TASK REQUIREMENTS.
Give back all the data exactly, line by line.

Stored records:
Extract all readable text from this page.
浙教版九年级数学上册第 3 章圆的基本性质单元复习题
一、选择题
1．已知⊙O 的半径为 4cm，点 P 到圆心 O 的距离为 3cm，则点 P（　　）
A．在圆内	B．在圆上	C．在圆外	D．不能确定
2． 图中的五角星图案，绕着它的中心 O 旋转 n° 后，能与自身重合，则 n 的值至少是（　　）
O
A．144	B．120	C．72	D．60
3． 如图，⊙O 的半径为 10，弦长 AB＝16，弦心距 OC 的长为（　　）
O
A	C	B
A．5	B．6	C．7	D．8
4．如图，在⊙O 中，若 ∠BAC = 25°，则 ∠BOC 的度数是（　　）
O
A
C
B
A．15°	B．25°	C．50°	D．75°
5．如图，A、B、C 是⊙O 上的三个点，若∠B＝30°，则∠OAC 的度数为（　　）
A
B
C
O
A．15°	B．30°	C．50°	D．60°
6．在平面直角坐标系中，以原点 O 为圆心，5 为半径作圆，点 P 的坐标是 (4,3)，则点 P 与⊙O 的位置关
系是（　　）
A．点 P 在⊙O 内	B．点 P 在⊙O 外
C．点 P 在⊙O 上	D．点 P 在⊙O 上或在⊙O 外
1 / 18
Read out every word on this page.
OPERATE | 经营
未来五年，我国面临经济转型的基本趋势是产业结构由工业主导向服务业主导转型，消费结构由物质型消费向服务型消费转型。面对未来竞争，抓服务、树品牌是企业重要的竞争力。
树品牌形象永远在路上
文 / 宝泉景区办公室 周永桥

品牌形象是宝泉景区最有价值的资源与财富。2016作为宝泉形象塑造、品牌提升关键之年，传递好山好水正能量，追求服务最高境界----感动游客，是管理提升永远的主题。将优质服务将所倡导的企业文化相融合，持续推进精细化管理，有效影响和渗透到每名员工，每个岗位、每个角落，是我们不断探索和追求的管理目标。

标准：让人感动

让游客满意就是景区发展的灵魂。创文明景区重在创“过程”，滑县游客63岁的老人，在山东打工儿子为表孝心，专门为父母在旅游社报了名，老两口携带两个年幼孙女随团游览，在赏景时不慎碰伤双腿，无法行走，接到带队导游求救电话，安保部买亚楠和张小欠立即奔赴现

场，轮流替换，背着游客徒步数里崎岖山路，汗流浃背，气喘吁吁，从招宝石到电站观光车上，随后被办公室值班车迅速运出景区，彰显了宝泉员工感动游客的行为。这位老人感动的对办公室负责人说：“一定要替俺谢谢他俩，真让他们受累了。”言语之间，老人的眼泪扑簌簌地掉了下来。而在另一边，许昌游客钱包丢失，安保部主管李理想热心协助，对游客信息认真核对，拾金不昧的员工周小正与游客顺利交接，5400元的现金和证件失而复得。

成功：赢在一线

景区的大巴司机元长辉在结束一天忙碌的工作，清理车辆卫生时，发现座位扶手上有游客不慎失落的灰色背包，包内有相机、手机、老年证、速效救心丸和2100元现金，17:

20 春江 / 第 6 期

TASK OUTPUT.
Extract all readable text from this page.
浙教版九年级数学上册第 3 章圆的基本性质单元复习题
一、选择题
1．已知⊙O 的半径为 4cm，点 P 到圆心 O 的距离为 3cm，则点 P（　　）
A．在圆内	B．在圆上	C．在圆外	D．不能确定
2． 图中的五角星图案，绕着它的中心 O 旋转 n° 后，能与自身重合，则 n 的值至少是（　　）
O
A．144	B．120	C．72	D．60
3． 如图，⊙O 的半径为 10，弦长 AB＝16，弦心距 OC 的长为（　　）
O
A	C	B
A．5	B．6	C．7	D．8
4．如图，在⊙O 中，若 ∠BAC = 25°，则 ∠BOC 的度数是（　　）
O
A
C
B
A．15°	B．25°	C．50°	D．75°
5．如图，A、B、C 是⊙O 上的三个点，若∠B＝30°，则∠OAC 的度数为（　　）
A
B
C
O
A．15°	B．30°	C．50°	D．60°
6．在平面直角坐标系中，以原点 O 为圆心，5 为半径作圆，点 P 的坐标是 (4,3)，则点 P 与⊙O 的位置关
系是（　　）
A．点 P 在⊙O 内	B．点 P 在⊙O 外
C．点 P 在⊙O 上	D．点 P 在⊙O 上或在⊙O 外
1 / 18
Read out every word on this page.
OPERATE | 经营
未来五年，我国面临经济转型的基本趋势是产业结构由工业主导向服务业主导转型，消费结构由物质型消费向服务型消费转型。面对未来竞争，抓服务、树品牌是企业重要的竞争力。
树品牌形象永远在路上
文 / 宝泉景区办公室 周永桥

品牌形象是宝泉景区最有价值的资源与财富。2016作为宝泉形象塑造、品牌提升关键之年，传递好山好水正能量，追求服务最高境界----感动游客，是管理提升永远的主题。将优质服务将所倡导的企业文化相融合，持续推进精细化管理，有效影响和渗透到每名员工，每个岗位、每个角落，是我们不断探索和追求的管理目标。

标准：让人感动

让游客满意就是景区发展的灵魂。创文明景区重在创“过程”，滑县游客63岁的老人，在山东打工儿子为表孝心，专门为父母在旅游社报了名，老两口携带两个年幼孙女随团游览，在赏景时不慎碰伤双腿，无法行走，接到带队导游求救电话，安保部买亚楠和张小欠立即奔赴现

场，轮流替换，背着游客徒步数里崎岖山路，汗流浃背，气喘吁吁，从招宝石到电站观光车上，随后被办公室值班车迅速运出景区，彰显了宝泉员工感动游客的行为。这位老人感动的对办公室负责人说：“一定要替俺谢谢他俩，真让他们受累了。”言语之间，老人的眼泪扑簌簌地掉了下来。而在另一边，许昌游客钱包丢失，安保部主管李理想热心协助，对游客信息认真核对，拾金不昧的员工周小正与游客顺利交接，5400元的现金和证件失而复得。

成功：赢在一线

景区的大巴司机元长辉在结束一天忙碌的工作，清理车辆卫生时，发现座位扶手上有游客不慎失落的灰色背包，包内有相机、手机、老年证、速效救心丸和2100元现金，17:

20 春江 / 第 6 期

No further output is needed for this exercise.